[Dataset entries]
------------
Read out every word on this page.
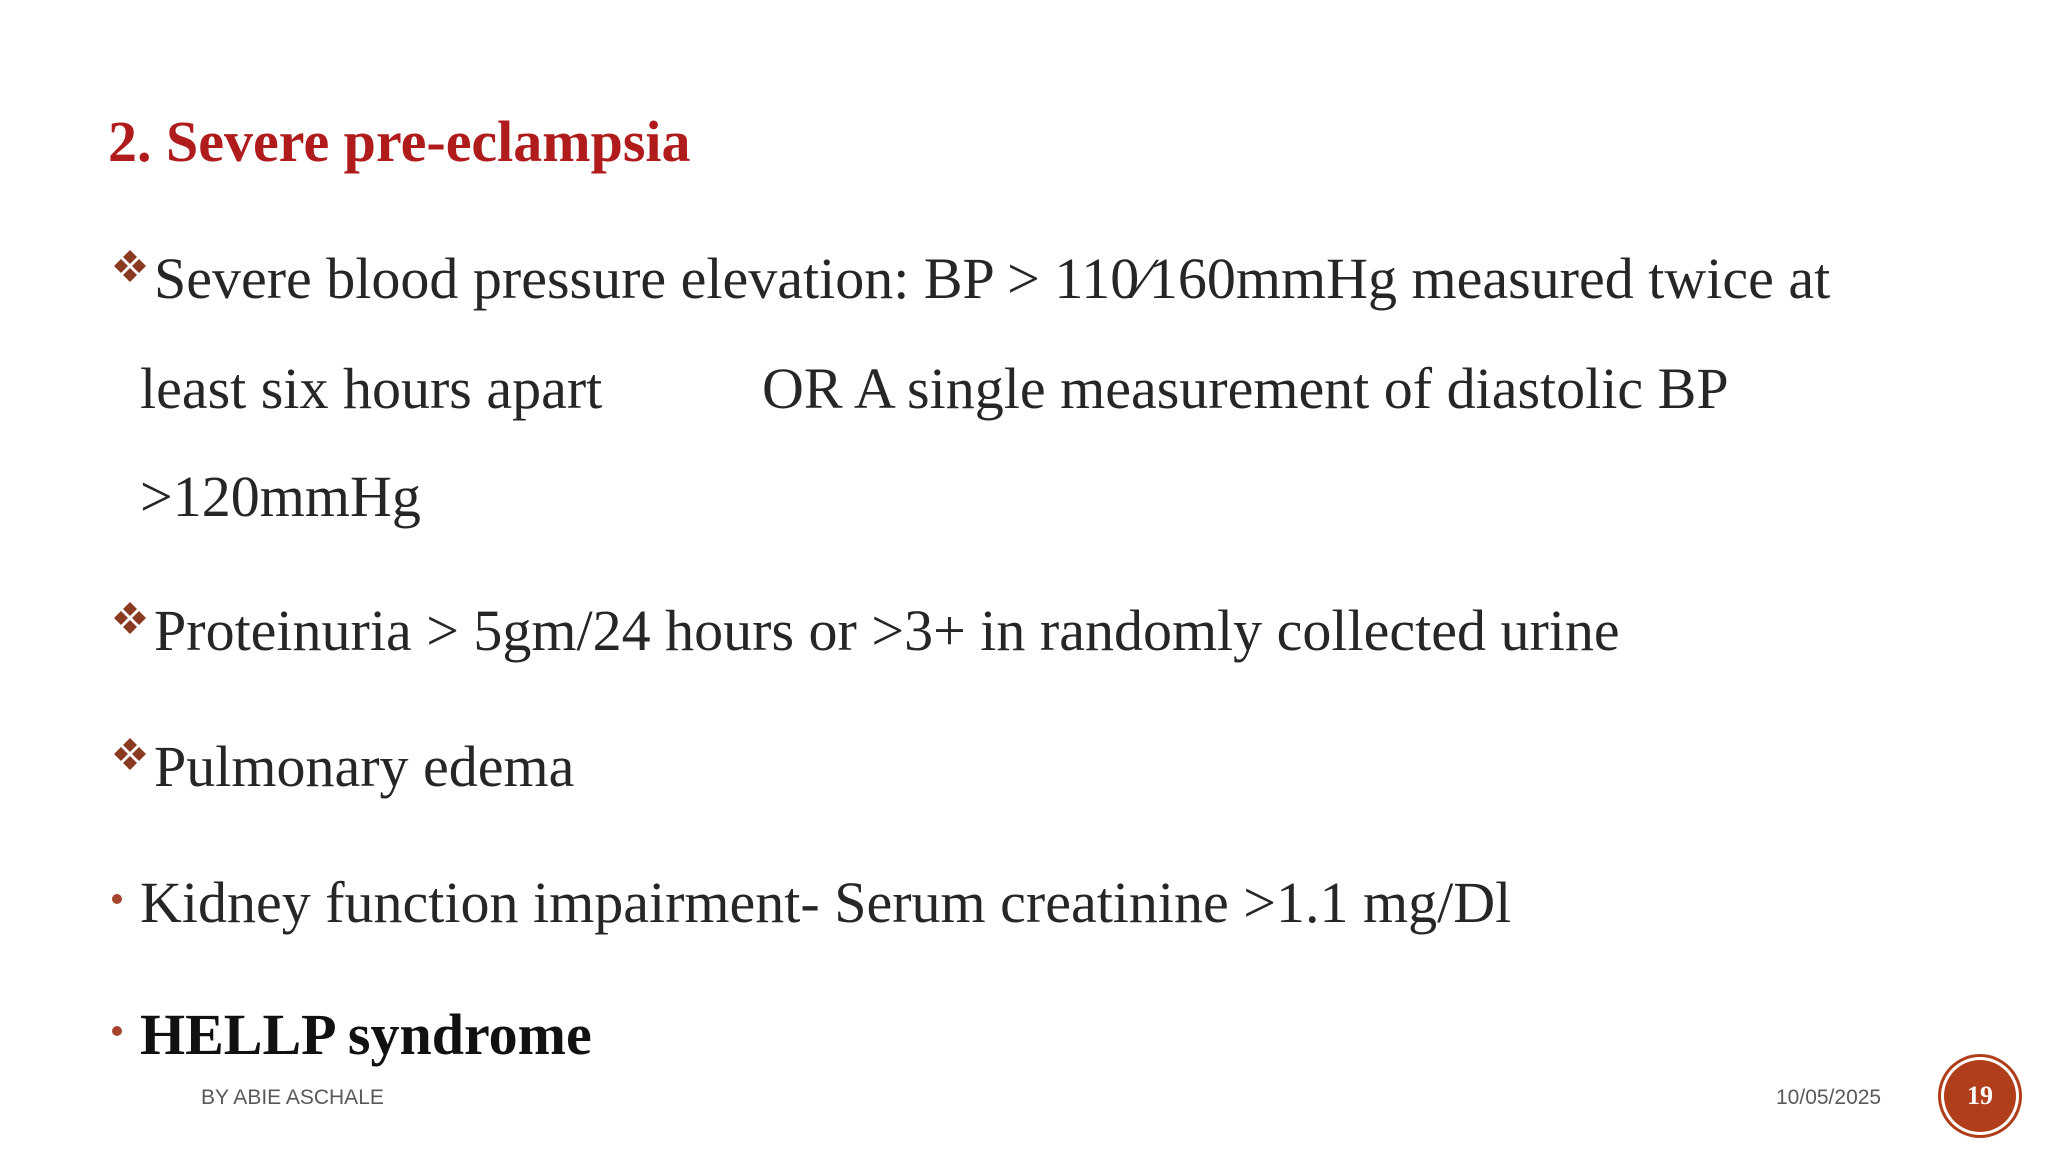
2. Severe pre-eclampsia
Severe blood pressure elevation: BP > 110⁄160mmHg measured twice at
least six hours apart	OR A single measurement of diastolic BP
>120mmHg
Proteinuria > 5gm/24 hours or >3+ in randomly collected urine
Pulmonary edema
Kidney function impairment- Serum creatinine >1.1 mg/Dl
HELLP syndrome
BY ABIE ASCHALE	10/05/2025	19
------------
### Task instructions
What lines above hold the word "Severe"? List them all.

### Solution to the exercise
2. Severe pre-eclampsia
Severe blood pressure elevation: BP > 110⁄160mmHg measured twice at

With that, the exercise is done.